Rows from a figure dataset:
################
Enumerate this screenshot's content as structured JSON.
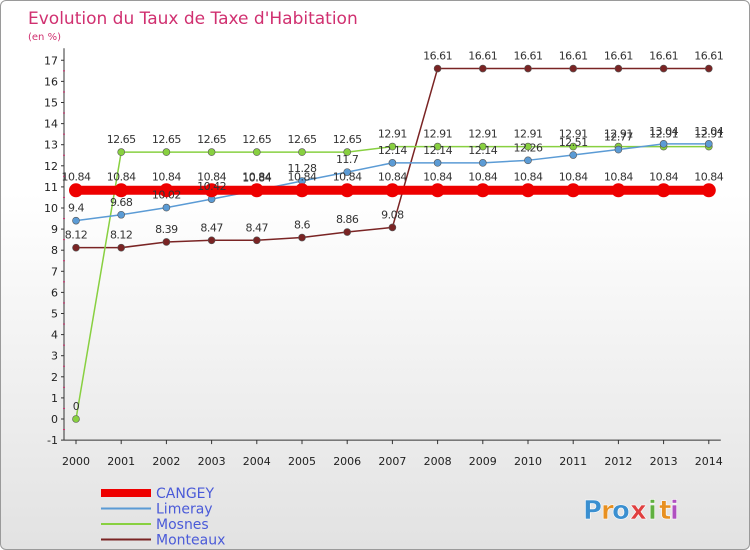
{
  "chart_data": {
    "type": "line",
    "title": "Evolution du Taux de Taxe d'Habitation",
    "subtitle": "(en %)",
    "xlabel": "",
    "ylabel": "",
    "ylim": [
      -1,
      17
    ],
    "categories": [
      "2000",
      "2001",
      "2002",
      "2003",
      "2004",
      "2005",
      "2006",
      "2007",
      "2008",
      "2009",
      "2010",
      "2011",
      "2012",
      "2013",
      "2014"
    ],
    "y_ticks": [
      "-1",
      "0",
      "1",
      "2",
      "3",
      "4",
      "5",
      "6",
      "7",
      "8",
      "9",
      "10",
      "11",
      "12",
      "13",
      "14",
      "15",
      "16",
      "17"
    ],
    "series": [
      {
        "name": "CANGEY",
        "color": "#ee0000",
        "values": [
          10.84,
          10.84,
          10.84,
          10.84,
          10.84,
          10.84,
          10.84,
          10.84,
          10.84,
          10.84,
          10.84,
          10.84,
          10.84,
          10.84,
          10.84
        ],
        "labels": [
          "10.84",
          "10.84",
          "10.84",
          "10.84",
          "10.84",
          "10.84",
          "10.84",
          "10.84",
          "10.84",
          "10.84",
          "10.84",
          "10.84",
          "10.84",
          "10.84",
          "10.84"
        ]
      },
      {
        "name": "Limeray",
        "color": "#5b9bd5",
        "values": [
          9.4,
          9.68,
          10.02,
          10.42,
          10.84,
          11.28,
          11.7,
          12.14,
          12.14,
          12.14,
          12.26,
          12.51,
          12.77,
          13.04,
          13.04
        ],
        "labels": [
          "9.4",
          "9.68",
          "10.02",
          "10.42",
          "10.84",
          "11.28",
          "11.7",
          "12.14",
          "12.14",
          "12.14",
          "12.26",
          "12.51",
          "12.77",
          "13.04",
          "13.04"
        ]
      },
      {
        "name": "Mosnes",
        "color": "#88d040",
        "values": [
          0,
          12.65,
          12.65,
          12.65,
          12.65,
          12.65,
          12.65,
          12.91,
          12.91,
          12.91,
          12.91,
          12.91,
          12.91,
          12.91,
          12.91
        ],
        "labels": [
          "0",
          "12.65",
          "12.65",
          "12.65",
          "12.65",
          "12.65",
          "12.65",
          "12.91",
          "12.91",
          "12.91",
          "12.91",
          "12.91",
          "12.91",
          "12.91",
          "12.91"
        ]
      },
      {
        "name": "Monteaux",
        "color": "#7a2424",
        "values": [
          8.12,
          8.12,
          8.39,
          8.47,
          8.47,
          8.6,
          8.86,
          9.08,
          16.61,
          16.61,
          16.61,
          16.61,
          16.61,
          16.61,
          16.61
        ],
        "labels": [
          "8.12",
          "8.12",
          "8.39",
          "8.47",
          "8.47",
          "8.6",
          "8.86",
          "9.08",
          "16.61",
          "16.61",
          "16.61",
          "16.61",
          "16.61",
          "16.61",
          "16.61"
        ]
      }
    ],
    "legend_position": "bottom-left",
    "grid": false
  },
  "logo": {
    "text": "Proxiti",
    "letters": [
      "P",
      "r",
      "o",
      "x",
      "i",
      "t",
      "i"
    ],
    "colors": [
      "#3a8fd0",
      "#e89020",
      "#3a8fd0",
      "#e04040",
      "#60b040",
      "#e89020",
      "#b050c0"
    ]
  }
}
################
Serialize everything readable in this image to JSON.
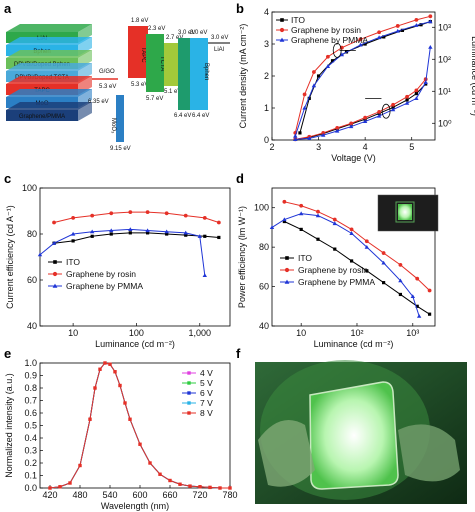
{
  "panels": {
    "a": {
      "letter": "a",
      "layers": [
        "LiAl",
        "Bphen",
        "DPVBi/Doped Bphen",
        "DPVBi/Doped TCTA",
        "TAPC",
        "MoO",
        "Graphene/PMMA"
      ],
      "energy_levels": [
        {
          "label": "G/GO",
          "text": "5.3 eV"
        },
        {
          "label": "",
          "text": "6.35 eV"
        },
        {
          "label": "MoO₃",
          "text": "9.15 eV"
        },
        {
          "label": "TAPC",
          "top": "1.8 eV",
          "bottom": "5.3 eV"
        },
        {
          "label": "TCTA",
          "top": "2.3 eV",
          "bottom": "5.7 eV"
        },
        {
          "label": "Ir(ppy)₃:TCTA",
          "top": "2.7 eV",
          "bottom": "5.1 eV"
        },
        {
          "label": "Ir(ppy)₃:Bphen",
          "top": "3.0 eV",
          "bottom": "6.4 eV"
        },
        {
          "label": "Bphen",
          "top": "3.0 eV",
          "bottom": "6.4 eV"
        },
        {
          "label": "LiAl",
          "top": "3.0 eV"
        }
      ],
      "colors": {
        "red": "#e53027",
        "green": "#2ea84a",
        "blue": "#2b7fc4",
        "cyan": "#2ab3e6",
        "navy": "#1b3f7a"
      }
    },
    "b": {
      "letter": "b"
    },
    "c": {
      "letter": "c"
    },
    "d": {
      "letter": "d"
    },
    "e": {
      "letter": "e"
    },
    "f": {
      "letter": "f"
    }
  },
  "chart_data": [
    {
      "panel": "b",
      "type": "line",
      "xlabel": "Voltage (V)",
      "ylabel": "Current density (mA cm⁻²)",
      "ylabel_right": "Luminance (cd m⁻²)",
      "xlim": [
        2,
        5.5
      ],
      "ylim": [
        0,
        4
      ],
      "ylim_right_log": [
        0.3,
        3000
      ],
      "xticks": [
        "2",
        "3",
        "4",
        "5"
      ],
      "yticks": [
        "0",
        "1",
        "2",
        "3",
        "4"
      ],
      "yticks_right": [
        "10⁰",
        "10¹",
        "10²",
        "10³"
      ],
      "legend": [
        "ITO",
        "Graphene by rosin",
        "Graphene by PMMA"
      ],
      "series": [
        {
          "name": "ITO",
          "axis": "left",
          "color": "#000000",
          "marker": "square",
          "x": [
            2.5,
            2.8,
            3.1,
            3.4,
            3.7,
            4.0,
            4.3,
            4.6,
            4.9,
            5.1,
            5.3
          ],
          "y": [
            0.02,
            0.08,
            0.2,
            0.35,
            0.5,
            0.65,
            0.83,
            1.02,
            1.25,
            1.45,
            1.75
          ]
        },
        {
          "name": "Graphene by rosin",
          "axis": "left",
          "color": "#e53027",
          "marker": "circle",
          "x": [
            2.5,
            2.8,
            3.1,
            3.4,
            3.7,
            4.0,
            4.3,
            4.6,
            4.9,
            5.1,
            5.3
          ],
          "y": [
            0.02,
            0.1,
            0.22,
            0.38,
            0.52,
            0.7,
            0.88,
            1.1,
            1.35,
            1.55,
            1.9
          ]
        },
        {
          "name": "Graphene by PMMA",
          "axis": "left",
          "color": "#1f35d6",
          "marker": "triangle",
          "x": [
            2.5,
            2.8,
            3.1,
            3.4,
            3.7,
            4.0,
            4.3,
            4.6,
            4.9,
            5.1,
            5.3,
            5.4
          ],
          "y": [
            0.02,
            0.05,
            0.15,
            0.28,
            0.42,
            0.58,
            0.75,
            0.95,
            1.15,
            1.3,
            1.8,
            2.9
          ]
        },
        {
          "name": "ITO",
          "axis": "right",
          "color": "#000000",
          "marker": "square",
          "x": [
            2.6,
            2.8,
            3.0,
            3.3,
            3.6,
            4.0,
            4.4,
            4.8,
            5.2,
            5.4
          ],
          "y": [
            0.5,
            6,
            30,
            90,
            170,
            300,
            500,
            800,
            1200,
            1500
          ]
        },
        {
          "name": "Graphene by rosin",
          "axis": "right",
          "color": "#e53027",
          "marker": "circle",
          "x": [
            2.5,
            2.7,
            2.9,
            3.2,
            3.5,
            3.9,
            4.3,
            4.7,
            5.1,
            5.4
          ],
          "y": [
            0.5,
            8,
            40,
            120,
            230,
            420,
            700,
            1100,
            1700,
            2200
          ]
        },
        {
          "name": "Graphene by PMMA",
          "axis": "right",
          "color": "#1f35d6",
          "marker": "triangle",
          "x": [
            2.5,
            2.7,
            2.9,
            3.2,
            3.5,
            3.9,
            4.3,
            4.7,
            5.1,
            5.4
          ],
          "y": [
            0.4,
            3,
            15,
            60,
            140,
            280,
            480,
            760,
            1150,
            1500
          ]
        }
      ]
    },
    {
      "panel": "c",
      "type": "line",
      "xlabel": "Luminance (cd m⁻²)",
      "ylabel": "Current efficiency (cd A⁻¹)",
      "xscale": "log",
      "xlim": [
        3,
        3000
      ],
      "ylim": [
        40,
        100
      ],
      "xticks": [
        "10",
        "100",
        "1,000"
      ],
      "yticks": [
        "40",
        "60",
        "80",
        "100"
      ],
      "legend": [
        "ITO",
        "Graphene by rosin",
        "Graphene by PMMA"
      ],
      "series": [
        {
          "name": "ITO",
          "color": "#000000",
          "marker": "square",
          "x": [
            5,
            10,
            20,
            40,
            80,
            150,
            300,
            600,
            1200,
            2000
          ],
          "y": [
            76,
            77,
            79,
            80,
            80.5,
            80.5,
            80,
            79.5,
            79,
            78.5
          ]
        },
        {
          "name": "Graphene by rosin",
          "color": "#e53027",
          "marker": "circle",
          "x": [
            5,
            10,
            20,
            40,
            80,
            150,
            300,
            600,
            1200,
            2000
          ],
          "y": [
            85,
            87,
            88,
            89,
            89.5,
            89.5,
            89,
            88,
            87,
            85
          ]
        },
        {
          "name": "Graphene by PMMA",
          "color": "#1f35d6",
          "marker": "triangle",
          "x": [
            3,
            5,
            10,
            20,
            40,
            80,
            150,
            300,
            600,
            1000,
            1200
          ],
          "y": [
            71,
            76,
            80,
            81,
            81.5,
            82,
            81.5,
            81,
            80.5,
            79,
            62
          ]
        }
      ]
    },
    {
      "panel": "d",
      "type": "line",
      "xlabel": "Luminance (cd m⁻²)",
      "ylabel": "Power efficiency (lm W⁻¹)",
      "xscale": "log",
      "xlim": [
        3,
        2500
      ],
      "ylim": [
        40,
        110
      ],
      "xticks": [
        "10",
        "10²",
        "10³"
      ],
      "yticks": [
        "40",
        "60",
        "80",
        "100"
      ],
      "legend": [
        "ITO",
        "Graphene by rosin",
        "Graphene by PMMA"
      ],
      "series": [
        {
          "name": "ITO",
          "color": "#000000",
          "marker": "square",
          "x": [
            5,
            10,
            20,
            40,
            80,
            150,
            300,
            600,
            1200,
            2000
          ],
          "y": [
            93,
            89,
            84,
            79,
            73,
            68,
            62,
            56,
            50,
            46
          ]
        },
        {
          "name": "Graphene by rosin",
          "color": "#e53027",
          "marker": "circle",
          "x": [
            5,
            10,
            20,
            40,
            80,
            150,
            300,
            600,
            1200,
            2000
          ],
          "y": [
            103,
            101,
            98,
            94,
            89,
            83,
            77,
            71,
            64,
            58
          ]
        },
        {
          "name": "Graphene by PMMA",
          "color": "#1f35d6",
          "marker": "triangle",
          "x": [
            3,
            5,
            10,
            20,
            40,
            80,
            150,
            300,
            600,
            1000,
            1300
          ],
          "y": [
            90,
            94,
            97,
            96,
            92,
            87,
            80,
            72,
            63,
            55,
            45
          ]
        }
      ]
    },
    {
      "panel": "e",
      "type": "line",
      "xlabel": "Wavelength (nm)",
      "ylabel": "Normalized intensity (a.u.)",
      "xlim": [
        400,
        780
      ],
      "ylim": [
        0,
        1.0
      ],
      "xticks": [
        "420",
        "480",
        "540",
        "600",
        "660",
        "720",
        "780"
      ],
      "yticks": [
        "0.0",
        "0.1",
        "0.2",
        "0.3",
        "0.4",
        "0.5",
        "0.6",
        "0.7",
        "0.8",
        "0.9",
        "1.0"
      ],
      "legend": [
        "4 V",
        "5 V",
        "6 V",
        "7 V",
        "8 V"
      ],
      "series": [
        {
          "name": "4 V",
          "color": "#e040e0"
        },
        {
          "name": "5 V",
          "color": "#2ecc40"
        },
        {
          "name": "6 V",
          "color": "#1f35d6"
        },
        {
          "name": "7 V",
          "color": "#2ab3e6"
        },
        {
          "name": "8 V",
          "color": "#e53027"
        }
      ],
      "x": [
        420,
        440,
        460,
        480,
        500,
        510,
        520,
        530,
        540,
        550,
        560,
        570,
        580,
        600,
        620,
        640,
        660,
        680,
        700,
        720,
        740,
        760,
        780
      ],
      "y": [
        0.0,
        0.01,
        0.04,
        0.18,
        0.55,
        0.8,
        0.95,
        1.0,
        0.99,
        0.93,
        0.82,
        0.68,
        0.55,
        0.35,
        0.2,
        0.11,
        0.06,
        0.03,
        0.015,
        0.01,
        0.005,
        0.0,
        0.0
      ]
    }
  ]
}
################
__WHAT THE TASK REQUIRES__. Count every line bearing the word "efficiency"; report the total only.

__CORRECT RESULT__. 2